Explore o material
**A)** No trecho, qual é o tema sobre o qual têm sido escritas variações nos últimos tempos?
**B)** Por favor, reescreva a parte do trecho que começa em "Nos últimos tempos" e termina em "recheada de preconceitos.", renomeando "drogas" como "substâncias psicoativas".

Nos últimos tempos tenho me dedicado a escrever variações sobre um mesmo tema: as drogas. Um tema do qual me ocupo no trabalho clínico e na formação. Isso se reflete na maioria das colunas que aqui tenho escrito. Uma temática polêmica na qual raramente há consensos. Uma temática recheada de preconceitos.

Há pouco tempo surgiu mais uma polêmica quando o nosso país vizinho decidiu encarar a problemática da maconha com a elaboração de uma política pública não proibicionista. O governo uruguaio, que já havia descriminalizado o usuário de maconha, elabora projeto de lei que autoriza a distribuição controlada do produto. Essa decisão tem sido noticiada de vários modos, uns mais isentos de opinião e outros mais recheados de preconceito.

Considerando que a capacidade aditiva de uma substância não é a única condição necessária para sua proibição, mas que os fatores econômicos e da política internacional aparecem em primeiro plano quando se trata dessa questão, além de entender que a criminalização dessa droga transformou-se num problema de saúde e segurança pública, o governo de Pepe Mujica toma uma atitude ousada quando propõe a regulação da produção e venda de cannabis.

Dados para análise
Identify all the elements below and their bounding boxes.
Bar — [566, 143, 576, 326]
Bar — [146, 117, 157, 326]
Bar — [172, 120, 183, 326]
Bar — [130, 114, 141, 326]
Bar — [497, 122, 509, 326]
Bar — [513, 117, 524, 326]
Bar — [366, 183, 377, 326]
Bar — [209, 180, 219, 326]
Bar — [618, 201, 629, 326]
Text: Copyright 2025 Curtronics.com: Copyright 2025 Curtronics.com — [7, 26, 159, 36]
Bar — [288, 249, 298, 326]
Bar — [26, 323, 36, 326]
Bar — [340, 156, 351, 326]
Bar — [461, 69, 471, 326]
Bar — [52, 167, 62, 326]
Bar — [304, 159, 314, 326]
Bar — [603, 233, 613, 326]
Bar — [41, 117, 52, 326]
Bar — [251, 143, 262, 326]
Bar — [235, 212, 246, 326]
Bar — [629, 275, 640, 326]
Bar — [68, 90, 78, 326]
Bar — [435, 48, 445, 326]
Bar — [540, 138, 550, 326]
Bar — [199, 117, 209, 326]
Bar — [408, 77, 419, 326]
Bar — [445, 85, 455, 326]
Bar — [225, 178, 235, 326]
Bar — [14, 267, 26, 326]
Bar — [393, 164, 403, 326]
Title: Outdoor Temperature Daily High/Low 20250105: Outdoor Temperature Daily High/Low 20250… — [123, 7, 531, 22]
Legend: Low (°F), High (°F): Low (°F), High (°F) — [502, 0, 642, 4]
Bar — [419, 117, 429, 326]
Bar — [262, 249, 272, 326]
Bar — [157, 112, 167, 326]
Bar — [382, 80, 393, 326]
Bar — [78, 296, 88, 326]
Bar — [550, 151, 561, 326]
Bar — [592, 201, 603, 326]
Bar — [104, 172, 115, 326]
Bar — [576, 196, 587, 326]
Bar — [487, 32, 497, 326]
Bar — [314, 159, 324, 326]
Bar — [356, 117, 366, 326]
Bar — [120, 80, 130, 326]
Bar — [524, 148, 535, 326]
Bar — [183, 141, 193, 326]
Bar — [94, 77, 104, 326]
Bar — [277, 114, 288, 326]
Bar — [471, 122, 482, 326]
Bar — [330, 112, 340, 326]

Respostas por tarefa
**A)** As drogas.

**B)**
Nos últimos tempos tenho me dedicado a escrever variações sobre um mesmo tema: as substâncias psicoativas. Um tema do qual me ocupo no trabalho clínico e na formação. Isso se reflete na maioria das colunas que aqui tenho escrito. Uma temática polêmica na qual raramente há consensos. Uma temática recheada de preconceitos.